— begin Selection —

Discussion Forum

 Let ($x_{0},y_{0})$ be the solution of the following equations  $(2x)^{\log 2}=(3y)^{\log 3}$  $3^{\log x}=2 ^{\log y}$, then $x_{0}$ is equal to 

Answer:

Explanation:

Taking log on both  sides

 $\log 2.\log(2x)= \log 3(\log 3y)$

$\Rightarrow$   $\log 2(\log 2+\log x)$

= $\log 3(\log 3+\log y)$....(i)

and $\log x.\log 3= \log y \log 2$

$\log y= \frac{ \log x. \log 3}{ \log 2}$...(ii)

— end Selection —

* **Set problem A**:
Answer these about the logarithm problem, one answer per line, marked to match:
(i) What is the first of the two equations to be solved?
(ii) What step does the explanation start with?
(iii) What expression for log y is labeled (ii)?
The text and the listing have nothing to do with each other.

— begin Given records —

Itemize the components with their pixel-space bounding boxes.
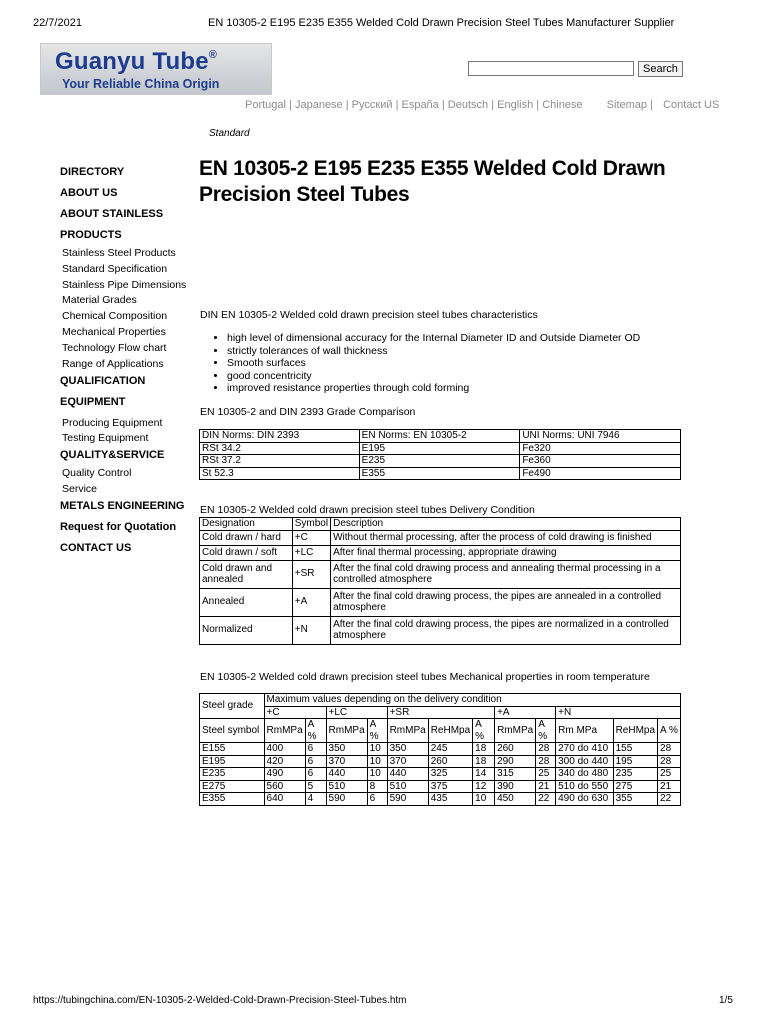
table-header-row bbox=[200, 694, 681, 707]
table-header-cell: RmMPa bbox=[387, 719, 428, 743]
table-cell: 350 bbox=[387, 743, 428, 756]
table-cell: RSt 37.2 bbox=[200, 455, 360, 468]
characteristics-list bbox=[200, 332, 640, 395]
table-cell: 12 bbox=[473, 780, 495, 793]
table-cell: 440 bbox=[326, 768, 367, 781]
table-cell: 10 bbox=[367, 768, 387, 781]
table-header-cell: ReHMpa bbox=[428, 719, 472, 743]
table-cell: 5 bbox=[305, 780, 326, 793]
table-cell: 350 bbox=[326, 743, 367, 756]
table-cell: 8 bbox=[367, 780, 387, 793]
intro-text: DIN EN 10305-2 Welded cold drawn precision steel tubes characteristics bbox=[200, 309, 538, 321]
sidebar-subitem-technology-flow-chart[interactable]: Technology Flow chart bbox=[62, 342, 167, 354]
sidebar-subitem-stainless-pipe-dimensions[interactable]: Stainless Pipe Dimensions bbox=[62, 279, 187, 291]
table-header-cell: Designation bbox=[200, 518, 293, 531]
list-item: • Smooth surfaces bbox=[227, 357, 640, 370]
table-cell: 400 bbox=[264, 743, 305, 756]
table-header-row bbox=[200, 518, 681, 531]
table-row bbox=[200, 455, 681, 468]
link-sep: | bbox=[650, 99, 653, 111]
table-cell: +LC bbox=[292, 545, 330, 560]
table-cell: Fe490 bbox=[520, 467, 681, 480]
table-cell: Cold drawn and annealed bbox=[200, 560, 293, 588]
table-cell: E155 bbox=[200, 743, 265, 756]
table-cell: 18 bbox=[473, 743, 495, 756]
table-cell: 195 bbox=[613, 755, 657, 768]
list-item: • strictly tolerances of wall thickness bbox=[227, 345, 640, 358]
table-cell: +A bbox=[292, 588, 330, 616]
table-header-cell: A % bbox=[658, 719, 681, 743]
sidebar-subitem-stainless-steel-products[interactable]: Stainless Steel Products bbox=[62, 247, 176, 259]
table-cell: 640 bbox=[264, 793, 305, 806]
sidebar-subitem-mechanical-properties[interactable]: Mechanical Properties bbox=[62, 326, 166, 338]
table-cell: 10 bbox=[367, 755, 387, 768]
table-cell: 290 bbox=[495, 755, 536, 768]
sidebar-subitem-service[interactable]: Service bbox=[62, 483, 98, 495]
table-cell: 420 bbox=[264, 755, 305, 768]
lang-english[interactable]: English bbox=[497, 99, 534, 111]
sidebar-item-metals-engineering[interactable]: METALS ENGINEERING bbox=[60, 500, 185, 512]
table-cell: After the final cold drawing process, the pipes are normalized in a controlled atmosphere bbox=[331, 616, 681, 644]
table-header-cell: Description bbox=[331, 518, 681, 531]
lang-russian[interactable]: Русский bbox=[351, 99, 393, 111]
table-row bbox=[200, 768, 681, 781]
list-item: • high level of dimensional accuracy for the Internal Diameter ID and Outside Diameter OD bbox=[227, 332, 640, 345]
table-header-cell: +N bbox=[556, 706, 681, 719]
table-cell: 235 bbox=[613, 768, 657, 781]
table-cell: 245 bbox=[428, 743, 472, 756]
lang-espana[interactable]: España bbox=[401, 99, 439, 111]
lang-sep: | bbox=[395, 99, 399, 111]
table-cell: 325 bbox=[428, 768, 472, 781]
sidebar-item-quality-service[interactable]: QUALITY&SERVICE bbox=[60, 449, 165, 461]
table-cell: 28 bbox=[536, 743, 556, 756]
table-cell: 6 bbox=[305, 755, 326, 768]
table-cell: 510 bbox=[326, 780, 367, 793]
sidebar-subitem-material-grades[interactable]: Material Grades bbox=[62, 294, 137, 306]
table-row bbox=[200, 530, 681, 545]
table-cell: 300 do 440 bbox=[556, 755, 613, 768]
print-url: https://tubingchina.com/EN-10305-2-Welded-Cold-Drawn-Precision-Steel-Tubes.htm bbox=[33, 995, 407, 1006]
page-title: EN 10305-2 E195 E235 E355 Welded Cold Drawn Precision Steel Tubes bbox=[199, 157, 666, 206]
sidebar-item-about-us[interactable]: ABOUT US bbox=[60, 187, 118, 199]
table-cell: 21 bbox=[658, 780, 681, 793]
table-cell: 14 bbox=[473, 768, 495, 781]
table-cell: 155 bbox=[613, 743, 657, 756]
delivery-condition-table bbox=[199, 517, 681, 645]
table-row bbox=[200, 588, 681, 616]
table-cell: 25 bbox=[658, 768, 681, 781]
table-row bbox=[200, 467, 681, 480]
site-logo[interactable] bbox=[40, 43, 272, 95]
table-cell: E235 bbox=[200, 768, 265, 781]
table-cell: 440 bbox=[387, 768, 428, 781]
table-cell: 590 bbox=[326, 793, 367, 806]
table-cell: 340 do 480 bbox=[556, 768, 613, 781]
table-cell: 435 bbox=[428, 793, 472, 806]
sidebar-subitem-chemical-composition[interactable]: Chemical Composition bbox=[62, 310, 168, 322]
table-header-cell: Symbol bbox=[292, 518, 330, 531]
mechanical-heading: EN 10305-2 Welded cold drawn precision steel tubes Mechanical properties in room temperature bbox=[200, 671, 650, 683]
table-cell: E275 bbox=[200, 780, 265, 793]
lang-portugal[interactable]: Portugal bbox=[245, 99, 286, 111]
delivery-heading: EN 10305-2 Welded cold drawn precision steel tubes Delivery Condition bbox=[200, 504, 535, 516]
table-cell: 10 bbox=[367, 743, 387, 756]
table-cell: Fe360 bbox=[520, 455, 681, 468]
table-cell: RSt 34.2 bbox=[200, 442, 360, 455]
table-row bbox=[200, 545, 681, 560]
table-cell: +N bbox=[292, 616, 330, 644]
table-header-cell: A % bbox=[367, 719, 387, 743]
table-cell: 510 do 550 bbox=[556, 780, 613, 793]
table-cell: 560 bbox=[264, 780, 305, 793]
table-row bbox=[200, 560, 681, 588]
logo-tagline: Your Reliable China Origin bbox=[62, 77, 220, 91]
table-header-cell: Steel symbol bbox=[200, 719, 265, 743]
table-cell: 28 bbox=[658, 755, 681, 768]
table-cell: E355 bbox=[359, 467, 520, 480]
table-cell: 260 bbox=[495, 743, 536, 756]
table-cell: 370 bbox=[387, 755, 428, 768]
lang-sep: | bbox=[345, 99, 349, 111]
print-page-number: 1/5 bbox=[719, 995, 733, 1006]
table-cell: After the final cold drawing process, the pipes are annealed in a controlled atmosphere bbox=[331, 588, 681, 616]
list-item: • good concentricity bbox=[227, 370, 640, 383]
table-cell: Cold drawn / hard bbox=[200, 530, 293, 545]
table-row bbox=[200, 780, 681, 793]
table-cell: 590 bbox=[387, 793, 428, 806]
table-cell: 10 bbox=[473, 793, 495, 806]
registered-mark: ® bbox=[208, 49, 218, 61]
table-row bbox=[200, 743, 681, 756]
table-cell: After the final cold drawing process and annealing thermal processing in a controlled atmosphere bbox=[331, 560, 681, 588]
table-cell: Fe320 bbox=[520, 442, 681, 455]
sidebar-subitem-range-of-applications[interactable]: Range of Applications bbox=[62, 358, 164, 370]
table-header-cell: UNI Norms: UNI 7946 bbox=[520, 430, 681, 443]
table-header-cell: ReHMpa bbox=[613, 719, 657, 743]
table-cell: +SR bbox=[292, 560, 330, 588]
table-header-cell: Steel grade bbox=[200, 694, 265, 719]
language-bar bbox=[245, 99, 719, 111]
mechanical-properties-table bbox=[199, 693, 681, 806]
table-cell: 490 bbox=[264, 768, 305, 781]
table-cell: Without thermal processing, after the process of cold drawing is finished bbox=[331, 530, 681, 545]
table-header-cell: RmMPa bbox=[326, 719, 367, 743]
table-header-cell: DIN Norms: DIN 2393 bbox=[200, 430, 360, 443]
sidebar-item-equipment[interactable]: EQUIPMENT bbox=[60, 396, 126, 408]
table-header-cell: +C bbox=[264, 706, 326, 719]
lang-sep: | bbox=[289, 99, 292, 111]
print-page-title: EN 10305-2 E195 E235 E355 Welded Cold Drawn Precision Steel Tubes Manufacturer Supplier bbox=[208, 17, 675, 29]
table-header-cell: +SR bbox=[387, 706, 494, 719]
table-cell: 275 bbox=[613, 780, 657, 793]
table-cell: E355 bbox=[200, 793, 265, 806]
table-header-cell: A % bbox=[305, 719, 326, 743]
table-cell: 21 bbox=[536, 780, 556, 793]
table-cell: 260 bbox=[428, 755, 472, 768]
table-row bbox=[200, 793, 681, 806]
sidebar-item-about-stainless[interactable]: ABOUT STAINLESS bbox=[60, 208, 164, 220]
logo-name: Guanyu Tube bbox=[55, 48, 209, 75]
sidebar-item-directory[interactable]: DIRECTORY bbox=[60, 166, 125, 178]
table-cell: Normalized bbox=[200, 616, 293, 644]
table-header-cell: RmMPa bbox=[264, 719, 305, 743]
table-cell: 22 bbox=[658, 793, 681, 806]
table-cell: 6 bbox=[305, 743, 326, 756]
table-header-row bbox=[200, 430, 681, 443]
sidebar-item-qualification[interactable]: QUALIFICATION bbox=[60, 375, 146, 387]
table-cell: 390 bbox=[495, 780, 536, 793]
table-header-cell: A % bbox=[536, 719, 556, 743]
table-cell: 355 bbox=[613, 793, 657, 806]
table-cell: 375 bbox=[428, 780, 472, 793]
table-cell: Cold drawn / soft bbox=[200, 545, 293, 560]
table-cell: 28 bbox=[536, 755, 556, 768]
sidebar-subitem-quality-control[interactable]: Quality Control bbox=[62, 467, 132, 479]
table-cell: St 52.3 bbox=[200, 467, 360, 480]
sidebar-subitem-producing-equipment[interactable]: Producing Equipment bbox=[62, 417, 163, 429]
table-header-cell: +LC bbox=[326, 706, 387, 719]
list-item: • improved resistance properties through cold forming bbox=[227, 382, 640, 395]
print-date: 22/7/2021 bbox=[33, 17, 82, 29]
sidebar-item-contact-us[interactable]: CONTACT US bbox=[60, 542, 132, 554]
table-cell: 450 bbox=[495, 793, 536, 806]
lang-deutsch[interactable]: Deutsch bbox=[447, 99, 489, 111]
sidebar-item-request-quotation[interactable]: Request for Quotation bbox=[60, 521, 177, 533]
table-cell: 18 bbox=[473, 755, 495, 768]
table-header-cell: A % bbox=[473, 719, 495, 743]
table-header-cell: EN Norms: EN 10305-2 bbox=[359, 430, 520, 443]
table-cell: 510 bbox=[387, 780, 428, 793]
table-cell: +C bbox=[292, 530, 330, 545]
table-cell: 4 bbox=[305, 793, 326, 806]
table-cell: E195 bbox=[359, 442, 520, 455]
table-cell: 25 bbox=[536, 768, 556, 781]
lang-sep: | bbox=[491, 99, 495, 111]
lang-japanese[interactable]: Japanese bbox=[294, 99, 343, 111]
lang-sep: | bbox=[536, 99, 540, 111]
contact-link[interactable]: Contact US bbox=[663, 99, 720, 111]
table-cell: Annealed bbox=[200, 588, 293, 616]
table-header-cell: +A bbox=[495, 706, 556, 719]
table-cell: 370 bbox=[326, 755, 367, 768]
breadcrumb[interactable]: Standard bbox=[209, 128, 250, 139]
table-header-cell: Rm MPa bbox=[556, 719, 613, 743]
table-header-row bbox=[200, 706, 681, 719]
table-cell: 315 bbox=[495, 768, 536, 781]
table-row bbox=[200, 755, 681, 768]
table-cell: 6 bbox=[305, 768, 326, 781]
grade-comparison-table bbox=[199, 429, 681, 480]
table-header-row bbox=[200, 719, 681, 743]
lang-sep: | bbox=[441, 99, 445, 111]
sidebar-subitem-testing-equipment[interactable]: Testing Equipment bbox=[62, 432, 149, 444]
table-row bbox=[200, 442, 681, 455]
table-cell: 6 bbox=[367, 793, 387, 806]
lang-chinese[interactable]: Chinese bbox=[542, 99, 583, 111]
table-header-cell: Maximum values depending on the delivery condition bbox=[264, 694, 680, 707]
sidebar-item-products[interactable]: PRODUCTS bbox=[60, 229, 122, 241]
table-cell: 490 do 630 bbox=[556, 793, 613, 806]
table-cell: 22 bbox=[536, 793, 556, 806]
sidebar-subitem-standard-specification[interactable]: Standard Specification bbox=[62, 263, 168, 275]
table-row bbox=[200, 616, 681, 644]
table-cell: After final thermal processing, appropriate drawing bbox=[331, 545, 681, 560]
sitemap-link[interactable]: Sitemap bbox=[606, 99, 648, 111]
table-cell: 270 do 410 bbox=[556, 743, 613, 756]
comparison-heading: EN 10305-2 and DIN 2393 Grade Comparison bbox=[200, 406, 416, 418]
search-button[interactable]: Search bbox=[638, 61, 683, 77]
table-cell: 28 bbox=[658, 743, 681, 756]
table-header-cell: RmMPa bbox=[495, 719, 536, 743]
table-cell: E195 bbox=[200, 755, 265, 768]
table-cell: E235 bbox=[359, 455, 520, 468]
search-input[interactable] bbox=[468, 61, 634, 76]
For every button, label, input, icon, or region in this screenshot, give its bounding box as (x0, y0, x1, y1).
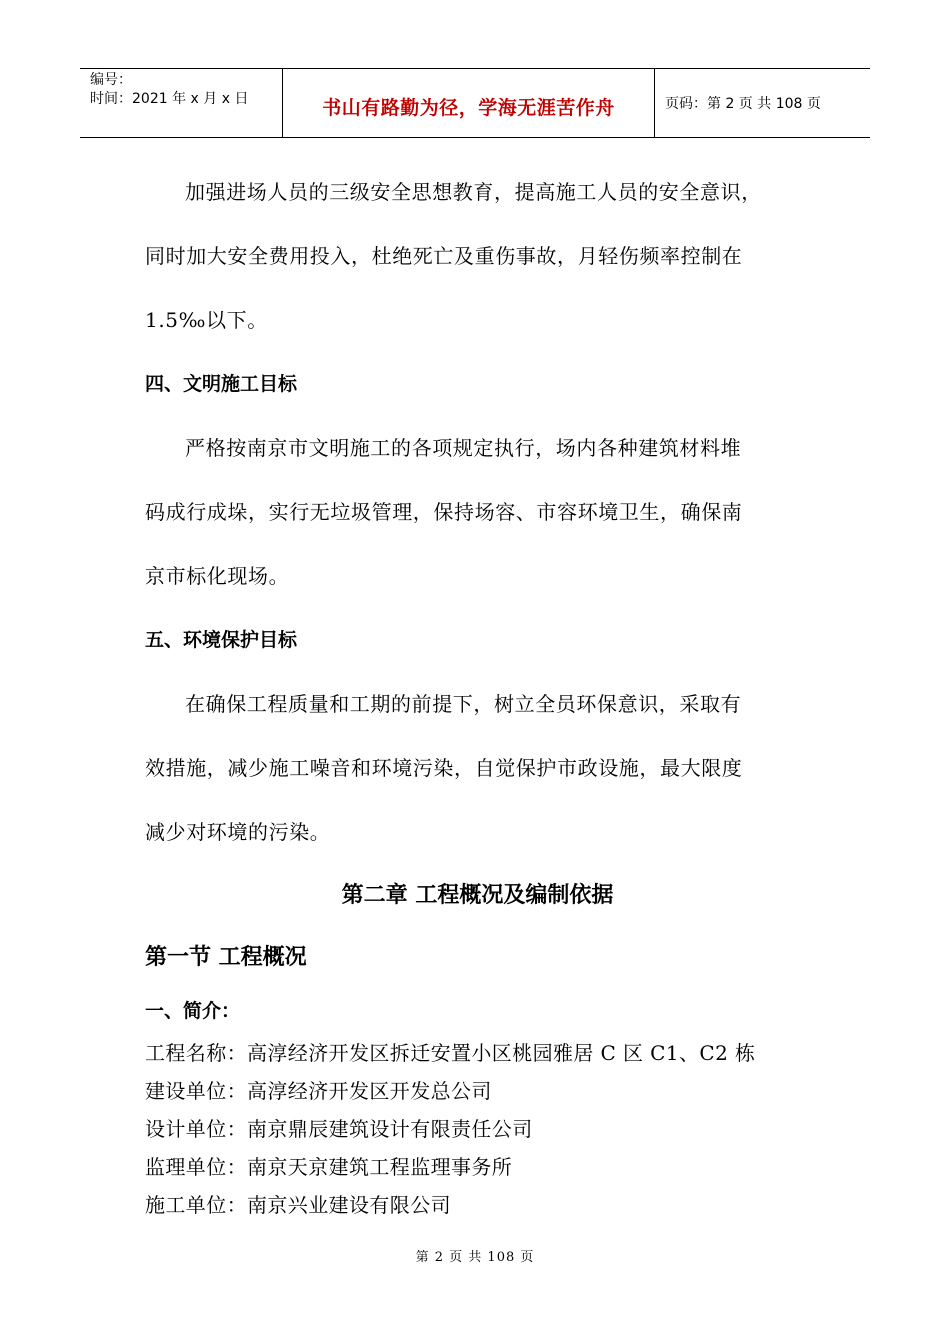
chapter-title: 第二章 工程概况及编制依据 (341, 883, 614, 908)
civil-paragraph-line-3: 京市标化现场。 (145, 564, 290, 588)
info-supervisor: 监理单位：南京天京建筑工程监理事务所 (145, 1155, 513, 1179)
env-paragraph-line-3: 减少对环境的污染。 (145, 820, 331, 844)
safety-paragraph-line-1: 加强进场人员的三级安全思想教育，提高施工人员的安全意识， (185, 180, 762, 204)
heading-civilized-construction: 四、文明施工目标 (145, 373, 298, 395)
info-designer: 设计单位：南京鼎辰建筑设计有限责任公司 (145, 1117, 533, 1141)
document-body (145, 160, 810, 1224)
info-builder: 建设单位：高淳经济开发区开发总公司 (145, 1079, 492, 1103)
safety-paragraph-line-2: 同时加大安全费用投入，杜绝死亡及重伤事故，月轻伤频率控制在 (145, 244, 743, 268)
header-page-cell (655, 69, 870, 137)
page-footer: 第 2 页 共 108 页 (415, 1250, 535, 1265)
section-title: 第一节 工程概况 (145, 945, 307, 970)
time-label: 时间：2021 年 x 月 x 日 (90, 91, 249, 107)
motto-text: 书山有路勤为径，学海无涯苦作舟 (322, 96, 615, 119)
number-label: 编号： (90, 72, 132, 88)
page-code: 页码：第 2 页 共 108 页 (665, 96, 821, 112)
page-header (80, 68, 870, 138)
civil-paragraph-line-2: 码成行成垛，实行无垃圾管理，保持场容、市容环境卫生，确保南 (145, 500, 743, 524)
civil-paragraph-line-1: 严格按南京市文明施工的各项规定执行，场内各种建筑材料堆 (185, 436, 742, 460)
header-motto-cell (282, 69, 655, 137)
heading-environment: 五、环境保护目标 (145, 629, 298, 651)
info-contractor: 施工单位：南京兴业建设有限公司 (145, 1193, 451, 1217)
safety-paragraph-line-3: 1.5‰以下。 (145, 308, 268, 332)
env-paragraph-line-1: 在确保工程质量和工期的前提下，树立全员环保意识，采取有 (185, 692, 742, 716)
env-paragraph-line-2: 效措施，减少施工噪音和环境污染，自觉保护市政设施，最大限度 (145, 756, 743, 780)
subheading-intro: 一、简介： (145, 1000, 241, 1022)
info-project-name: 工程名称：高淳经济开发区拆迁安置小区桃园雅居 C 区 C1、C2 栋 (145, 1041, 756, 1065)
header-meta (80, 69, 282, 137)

— end Given records —

* **Set problem B**: Locate each line of the listing that contains the string "page" and copy it out in full. Case counts.

* **Exercise solution A**:
(i) (2x)^(log 2) = (3y)^(log 3)
(ii) Taking log on both sides
(iii) log y = (log x · log 3) / log 2

* **Exercise solution B**:
page-title: EN 10305-2 E195 E235 E355 Welded Cold Drawn Precision Steel Tubes bbox=[199, 157, 666, 206]
print-page-number: 1/5 bbox=[719, 995, 733, 1006]
print-page-title: EN 10305-2 E195 E235 E355 Welded Cold Drawn Precision Steel Tubes Manufacturer Supplier bbox=[208, 17, 675, 29]
header-page-cell (655, 69, 870, 137)
page-footer: 第 2 页 共 108 页 (415, 1250, 535, 1265)
page-code: 页码：第 2 页 共 108 页 (665, 96, 821, 112)
page-header (80, 68, 870, 138)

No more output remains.